[Dataset excerpt]

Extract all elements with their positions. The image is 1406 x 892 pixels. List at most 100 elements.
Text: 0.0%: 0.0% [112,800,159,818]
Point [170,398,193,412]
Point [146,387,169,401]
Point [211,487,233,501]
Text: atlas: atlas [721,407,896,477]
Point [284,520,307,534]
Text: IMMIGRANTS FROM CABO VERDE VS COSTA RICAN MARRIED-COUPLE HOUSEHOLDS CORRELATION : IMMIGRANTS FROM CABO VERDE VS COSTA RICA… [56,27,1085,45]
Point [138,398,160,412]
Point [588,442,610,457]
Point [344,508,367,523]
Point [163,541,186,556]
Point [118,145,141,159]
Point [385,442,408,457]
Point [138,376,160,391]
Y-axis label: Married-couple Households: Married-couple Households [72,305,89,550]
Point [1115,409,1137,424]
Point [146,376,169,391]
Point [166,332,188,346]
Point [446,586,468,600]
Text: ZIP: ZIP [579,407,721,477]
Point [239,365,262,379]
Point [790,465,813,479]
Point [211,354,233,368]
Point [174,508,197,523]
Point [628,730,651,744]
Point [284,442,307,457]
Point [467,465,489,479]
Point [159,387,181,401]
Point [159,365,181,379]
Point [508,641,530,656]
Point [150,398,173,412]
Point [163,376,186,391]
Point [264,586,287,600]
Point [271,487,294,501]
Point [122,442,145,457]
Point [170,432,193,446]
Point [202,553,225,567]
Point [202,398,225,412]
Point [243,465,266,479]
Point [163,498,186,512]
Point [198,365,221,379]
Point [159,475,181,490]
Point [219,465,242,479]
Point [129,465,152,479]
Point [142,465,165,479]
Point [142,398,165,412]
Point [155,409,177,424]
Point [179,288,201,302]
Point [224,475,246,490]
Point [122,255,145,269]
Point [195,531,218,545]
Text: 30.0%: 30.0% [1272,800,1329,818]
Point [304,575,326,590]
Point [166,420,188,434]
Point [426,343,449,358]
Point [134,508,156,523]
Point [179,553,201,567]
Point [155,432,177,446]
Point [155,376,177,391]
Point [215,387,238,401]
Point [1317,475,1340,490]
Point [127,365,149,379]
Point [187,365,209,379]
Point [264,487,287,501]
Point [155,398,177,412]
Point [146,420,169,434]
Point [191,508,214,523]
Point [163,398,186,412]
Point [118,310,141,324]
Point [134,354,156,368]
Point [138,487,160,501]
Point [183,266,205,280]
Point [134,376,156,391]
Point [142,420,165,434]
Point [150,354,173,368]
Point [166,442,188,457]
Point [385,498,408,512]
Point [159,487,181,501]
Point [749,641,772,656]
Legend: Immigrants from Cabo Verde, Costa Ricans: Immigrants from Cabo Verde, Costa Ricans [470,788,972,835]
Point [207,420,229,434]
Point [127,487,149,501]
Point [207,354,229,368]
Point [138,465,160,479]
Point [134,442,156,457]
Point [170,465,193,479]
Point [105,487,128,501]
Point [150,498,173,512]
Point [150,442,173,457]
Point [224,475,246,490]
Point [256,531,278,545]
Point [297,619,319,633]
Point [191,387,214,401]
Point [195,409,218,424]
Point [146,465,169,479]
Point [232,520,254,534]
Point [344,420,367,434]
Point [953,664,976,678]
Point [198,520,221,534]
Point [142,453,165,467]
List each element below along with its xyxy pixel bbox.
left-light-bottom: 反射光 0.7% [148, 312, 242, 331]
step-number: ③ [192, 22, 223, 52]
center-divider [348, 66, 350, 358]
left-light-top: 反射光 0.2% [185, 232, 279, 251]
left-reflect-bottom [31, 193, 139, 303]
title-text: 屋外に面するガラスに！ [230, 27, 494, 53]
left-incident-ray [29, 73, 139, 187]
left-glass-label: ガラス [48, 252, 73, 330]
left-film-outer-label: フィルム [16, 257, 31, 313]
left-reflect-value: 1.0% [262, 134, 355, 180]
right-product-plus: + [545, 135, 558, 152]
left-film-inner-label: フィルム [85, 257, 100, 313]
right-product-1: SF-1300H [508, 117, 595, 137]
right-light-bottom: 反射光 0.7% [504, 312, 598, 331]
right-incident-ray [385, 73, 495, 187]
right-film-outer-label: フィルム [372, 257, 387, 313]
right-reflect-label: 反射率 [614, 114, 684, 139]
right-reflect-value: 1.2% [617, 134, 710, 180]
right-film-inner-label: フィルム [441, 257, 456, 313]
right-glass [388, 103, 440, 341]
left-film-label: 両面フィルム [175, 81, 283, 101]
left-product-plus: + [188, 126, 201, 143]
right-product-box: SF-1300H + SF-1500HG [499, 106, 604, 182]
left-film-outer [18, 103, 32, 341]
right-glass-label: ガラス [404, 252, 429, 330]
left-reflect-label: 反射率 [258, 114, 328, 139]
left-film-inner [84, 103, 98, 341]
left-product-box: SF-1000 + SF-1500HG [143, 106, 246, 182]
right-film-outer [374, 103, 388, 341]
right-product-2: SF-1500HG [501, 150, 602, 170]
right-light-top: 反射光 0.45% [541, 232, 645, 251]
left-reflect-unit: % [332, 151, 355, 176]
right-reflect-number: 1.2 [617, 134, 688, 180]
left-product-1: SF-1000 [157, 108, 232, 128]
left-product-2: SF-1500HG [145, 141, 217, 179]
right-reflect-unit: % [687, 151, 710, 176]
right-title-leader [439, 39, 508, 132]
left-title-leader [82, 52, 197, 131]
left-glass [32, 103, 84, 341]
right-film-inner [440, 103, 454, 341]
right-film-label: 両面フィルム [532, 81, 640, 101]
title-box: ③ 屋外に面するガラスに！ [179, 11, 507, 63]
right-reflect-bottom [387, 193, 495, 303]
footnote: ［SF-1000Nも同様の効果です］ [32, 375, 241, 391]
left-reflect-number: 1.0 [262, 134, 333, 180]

> [Task brief]:
Replace "atlas" with "chart" in the records, from the start of the records through the line with "Point [174,508,197,523]", and give those lines again with nothing else changed.

> [Result for this task]:
Extract all elements with their positions. The image is 1406 x 892 pixels. List at most 100 elements.
Text: 0.0%: 0.0% [112,800,159,818]
Point [170,398,193,412]
Point [146,387,169,401]
Point [211,487,233,501]
Text: chart: chart [721,407,896,477]
Point [284,520,307,534]
Text: IMMIGRANTS FROM CABO VERDE VS COSTA RICAN MARRIED-COUPLE HOUSEHOLDS CORRELATION : IMMIGRANTS FROM CABO VERDE VS COSTA RICA… [56,27,1085,45]
Point [138,398,160,412]
Point [588,442,610,457]
Point [344,508,367,523]
Point [163,541,186,556]
Point [118,145,141,159]
Point [385,442,408,457]
Point [138,376,160,391]
Y-axis label: Married-couple Households: Married-couple Households [72,305,89,550]
Point [1115,409,1137,424]
Point [146,376,169,391]
Point [166,332,188,346]
Point [446,586,468,600]
Text: ZIP: ZIP [579,407,721,477]
Point [239,365,262,379]
Point [790,465,813,479]
Point [211,354,233,368]
Point [174,508,197,523]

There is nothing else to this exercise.